start RECORDS FOR THIS TASK

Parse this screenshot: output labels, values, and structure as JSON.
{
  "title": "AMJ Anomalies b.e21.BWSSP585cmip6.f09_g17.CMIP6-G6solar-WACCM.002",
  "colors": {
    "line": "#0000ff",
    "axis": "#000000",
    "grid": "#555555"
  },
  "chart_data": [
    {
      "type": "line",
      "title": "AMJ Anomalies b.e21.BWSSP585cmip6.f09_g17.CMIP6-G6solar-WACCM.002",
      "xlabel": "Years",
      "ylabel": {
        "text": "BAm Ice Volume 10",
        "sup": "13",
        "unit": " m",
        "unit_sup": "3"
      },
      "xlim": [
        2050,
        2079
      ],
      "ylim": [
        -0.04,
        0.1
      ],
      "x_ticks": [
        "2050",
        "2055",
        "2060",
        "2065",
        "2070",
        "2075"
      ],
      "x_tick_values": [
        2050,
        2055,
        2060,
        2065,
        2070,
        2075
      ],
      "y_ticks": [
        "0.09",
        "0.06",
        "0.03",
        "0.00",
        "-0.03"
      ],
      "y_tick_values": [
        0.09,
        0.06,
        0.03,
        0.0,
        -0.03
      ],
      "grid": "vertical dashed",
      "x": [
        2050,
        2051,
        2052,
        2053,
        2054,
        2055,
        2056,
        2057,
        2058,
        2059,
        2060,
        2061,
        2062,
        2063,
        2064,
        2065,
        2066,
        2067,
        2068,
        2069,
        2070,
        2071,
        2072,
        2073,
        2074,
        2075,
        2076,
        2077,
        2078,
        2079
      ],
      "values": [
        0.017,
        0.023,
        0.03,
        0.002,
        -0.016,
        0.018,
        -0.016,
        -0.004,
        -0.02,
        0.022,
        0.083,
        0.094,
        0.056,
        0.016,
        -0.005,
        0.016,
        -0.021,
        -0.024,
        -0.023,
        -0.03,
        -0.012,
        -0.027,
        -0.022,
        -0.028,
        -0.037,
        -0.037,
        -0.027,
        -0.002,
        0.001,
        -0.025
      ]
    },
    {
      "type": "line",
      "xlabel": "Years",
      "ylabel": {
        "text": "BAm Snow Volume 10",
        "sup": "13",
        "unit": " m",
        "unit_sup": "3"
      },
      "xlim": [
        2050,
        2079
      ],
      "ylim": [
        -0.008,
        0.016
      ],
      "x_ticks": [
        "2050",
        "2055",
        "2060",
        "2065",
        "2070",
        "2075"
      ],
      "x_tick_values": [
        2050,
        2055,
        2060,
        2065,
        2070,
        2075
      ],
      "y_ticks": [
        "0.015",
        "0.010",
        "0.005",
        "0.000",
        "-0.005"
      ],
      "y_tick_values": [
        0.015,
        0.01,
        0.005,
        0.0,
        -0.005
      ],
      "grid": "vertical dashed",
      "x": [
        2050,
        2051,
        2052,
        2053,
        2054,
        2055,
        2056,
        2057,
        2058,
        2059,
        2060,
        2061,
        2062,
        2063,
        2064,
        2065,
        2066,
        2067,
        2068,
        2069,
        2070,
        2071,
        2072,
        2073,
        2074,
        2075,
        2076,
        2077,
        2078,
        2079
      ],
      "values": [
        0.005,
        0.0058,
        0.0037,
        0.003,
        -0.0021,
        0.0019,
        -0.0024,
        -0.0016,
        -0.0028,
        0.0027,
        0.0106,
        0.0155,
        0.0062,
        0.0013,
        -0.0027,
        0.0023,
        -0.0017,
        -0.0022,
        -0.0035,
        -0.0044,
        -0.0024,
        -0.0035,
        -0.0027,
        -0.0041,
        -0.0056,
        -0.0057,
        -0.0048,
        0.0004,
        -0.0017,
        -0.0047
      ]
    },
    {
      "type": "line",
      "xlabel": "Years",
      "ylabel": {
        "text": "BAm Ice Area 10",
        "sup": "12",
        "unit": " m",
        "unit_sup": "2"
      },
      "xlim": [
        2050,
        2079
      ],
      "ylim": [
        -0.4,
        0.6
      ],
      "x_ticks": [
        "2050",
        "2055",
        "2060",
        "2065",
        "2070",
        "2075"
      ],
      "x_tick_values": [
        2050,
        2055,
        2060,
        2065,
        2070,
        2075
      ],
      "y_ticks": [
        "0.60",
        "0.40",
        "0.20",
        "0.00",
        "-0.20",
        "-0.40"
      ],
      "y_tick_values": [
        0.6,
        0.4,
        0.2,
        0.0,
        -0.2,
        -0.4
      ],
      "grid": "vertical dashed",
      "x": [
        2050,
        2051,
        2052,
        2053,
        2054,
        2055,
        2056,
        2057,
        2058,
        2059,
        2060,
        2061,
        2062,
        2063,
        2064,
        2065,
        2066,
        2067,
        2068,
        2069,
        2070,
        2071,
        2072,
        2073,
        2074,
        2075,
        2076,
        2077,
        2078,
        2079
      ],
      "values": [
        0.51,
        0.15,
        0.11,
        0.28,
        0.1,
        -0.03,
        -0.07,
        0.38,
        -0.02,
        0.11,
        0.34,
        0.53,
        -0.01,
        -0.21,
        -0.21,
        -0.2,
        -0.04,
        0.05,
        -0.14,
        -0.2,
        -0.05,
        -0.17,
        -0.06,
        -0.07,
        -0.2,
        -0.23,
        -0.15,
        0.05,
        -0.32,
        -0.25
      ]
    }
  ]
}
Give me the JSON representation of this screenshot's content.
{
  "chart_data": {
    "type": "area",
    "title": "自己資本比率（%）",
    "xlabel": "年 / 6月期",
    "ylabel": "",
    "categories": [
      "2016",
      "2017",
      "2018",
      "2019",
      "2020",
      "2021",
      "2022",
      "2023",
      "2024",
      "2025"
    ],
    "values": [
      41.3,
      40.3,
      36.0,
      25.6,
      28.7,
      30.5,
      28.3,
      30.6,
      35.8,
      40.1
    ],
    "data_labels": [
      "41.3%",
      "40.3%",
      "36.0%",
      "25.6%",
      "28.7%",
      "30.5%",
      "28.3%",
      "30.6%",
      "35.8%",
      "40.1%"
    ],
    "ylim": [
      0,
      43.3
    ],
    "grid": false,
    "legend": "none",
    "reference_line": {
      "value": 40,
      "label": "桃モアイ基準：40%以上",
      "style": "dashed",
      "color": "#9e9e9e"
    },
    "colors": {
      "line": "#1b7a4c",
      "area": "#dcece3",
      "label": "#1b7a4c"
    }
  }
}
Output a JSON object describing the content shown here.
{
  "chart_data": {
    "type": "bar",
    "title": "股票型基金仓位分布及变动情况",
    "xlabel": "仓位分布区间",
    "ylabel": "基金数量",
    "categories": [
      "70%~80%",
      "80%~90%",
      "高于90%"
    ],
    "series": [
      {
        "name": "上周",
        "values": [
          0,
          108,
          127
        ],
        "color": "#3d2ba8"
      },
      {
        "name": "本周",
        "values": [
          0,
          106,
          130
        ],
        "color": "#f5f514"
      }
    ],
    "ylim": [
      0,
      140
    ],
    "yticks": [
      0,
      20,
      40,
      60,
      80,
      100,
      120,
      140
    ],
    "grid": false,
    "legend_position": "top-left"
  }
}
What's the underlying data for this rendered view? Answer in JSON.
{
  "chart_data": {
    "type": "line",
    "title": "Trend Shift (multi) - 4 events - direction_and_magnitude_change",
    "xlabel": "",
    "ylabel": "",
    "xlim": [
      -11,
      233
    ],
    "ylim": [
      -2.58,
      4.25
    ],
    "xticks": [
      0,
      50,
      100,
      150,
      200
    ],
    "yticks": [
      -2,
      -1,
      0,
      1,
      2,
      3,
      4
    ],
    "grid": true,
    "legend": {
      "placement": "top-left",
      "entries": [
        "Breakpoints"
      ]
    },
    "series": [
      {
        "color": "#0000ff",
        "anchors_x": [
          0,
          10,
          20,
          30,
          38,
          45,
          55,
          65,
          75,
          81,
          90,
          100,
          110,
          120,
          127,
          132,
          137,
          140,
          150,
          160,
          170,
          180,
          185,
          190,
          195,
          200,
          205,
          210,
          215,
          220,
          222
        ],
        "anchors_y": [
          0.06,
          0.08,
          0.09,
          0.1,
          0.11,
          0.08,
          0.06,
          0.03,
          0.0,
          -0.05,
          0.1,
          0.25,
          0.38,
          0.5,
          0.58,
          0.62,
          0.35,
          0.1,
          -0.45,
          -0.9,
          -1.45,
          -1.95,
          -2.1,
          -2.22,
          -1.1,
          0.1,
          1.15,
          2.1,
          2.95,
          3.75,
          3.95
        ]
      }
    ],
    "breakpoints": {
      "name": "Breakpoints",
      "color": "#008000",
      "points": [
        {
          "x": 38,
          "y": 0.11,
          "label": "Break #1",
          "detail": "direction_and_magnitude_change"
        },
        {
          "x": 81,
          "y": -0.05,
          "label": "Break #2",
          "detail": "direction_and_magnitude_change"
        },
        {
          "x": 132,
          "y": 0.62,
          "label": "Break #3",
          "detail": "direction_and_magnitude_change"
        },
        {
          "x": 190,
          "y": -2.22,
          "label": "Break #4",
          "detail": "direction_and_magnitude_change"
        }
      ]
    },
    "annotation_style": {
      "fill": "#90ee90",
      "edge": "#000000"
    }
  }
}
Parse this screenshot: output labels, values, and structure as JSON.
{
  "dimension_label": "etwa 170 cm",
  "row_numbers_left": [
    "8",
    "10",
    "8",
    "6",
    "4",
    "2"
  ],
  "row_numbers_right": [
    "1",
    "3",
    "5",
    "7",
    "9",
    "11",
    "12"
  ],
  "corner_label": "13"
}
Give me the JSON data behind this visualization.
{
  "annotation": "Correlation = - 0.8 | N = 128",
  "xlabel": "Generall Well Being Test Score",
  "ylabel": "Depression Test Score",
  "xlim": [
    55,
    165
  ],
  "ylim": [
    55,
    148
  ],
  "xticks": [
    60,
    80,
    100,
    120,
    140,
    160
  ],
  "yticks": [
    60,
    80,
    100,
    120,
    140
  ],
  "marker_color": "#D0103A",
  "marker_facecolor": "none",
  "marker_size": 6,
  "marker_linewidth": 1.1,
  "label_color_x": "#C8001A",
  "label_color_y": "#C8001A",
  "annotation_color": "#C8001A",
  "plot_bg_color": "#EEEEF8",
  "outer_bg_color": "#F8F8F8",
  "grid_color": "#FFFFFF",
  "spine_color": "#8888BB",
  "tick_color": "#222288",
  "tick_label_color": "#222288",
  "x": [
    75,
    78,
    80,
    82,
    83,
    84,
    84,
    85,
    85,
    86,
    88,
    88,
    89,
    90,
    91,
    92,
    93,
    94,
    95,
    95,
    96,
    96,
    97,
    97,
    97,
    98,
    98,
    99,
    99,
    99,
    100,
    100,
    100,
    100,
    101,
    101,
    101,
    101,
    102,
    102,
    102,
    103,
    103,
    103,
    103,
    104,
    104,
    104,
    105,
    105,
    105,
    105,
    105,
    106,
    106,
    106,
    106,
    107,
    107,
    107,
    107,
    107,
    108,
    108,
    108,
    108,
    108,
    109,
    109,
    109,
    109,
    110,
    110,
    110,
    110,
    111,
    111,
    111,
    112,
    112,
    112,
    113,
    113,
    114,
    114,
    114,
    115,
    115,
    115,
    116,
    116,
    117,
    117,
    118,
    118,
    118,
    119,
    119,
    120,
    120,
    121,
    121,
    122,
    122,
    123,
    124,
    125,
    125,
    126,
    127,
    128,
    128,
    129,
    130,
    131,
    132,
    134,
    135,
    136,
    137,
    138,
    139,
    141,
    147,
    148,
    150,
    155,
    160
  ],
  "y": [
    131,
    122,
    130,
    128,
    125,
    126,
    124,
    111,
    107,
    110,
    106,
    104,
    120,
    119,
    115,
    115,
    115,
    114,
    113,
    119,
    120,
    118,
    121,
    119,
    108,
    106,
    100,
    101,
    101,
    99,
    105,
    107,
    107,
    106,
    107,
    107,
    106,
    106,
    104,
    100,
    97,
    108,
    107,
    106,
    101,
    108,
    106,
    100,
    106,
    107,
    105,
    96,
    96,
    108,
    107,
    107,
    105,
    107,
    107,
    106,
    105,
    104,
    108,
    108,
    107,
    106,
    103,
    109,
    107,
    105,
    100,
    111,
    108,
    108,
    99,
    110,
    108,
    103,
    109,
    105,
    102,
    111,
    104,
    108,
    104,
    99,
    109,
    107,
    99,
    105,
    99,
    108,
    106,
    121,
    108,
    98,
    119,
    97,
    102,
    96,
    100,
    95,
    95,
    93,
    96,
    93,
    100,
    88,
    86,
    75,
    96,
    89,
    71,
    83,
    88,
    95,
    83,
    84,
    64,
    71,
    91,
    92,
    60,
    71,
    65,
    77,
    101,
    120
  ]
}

end RECORDS FOR THIS TASK

▶ INSTRUCTIONS TO FOLLOW
Collect the lines of the records that include the string "text".

▶ WRITTEN REPLY
        "text": "BAm Ice Volume 10",
        "text": "BAm Snow Volume 10",
        "text": "BAm Ice Area 10",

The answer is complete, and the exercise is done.